→ Work to do
Below is a set of records; print all of them exactly as written.

→ Provided records
###

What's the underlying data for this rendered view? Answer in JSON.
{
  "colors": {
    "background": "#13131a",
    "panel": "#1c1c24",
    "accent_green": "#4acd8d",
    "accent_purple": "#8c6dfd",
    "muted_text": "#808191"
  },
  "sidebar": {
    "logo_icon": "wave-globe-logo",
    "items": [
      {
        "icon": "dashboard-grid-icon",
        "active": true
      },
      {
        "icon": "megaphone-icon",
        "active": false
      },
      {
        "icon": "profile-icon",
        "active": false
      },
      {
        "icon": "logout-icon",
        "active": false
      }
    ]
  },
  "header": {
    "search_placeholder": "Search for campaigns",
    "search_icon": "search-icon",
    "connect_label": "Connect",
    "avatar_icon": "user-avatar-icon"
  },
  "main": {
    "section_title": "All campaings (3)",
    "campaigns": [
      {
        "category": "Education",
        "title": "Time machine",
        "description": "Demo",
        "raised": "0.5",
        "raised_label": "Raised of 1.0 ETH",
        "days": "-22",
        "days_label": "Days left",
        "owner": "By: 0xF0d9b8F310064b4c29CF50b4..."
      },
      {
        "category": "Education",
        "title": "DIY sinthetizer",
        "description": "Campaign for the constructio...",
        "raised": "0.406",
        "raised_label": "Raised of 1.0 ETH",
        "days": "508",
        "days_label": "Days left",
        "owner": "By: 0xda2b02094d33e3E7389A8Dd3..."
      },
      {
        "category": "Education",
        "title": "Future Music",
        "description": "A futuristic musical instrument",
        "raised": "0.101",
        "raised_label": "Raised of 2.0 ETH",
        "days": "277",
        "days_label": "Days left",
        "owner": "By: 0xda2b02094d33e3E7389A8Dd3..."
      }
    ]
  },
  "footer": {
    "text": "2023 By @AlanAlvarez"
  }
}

###

→ Expected answer
What's the underlying data for this rendered view? Answer in JSON.
{
  "colors": {
    "background": "#13131a",
    "panel": "#1c1c24",
    "accent_green": "#4acd8d",
    "accent_purple": "#8c6dfd",
    "muted_text": "#808191"
  },
  "sidebar": {
    "logo_icon": "wave-globe-logo",
    "items": [
      {
        "icon": "dashboard-grid-icon",
        "active": true
      },
      {
        "icon": "megaphone-icon",
        "active": false
      },
      {
        "icon": "profile-icon",
        "active": false
      },
      {
        "icon": "logout-icon",
        "active": false
      }
    ]
  },
  "header": {
    "search_placeholder": "Search for campaigns",
    "search_icon": "search-icon",
    "connect_label": "Connect",
    "avatar_icon": "user-avatar-icon"
  },
  "main": {
    "section_title": "All campaings (3)",
    "campaigns": [
      {
        "category": "Education",
        "title": "Time machine",
        "description": "Demo",
        "raised": "0.5",
        "raised_label": "Raised of 1.0 ETH",
        "days": "-22",
        "days_label": "Days left",
        "owner": "By: 0xF0d9b8F310064b4c29CF50b4..."
      },
      {
        "category": "Education",
        "title": "DIY sinthetizer",
        "description": "Campaign for the constructio...",
        "raised": "0.406",
        "raised_label": "Raised of 1.0 ETH",
        "days": "508",
        "days_label": "Days left",
        "owner": "By: 0xda2b02094d33e3E7389A8Dd3..."
      },
      {
        "category": "Education",
        "title": "Future Music",
        "description": "A futuristic musical instrument",
        "raised": "0.101",
        "raised_label": "Raised of 2.0 ETH",
        "days": "277",
        "days_label": "Days left",
        "owner": "By: 0xda2b02094d33e3E7389A8Dd3..."
      }
    ]
  },
  "footer": {
    "text": "2023 By @AlanAlvarez"
  }
}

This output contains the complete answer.